**Task details**: Return the exact lines spanning from the line with "Enumerate this screenshot's" through the last line of the entries, boundaries included, and no others.

**Data excerpts**:
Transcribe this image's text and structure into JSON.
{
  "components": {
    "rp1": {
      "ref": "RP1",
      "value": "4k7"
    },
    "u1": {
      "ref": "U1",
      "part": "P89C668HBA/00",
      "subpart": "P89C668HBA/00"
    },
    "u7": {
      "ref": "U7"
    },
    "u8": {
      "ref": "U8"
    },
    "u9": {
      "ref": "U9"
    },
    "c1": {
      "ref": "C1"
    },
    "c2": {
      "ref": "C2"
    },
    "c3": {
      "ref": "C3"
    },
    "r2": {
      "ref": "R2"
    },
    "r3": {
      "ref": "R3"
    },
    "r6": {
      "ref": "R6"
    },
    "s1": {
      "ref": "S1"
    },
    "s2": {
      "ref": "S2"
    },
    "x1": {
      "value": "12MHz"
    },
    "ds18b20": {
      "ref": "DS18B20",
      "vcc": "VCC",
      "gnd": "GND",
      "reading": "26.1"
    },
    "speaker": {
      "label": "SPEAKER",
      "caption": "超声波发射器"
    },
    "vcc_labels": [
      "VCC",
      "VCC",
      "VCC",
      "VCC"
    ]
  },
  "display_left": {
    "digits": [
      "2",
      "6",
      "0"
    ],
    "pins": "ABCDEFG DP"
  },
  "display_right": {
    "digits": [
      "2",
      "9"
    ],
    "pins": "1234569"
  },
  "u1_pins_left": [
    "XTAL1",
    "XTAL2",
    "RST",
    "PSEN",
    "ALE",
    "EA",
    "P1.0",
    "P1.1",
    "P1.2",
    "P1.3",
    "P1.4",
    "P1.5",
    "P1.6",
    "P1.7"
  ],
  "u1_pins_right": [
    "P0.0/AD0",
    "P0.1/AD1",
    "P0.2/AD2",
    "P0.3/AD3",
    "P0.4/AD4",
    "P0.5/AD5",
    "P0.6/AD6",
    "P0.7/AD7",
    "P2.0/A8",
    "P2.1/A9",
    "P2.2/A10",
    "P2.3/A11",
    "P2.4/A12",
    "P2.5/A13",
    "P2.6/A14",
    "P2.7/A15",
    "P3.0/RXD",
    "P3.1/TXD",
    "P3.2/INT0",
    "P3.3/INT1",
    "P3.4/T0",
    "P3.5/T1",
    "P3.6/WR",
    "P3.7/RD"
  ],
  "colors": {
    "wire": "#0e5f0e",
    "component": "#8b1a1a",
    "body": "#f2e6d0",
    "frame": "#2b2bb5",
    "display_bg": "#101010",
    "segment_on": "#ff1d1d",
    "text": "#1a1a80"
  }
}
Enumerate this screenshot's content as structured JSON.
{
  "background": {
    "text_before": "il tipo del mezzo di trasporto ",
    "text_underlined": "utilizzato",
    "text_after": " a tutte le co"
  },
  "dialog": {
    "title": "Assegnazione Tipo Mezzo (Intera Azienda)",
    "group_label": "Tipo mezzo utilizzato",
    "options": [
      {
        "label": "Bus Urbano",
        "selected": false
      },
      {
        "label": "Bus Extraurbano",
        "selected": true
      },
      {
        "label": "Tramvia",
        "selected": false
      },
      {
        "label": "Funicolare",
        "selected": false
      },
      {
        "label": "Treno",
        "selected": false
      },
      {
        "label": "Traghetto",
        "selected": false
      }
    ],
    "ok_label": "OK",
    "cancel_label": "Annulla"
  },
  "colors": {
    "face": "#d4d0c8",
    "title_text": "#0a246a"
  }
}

**Reply to the task**:
Enumerate this screenshot's content as structured JSON.
{
  "background": {
    "text_before": "il tipo del mezzo di trasporto ",
    "text_underlined": "utilizzato",
    "text_after": " a tutte le co"
  },
  "dialog": {
    "title": "Assegnazione Tipo Mezzo (Intera Azienda)",
    "group_label": "Tipo mezzo utilizzato",
    "options": [
      {
        "label": "Bus Urbano",
        "selected": false
      },
      {
        "label": "Bus Extraurbano",
        "selected": true
      },
      {
        "label": "Tramvia",
        "selected": false
      },
      {
        "label": "Funicolare",
        "selected": false
      },
      {
        "label": "Treno",
        "selected": false
      },
      {
        "label": "Traghetto",
        "selected": false
      }
    ],
    "ok_label": "OK",
    "cancel_label": "Annulla"
  },
  "colors": {
    "face": "#d4d0c8",
    "title_text": "#0a246a"
  }
}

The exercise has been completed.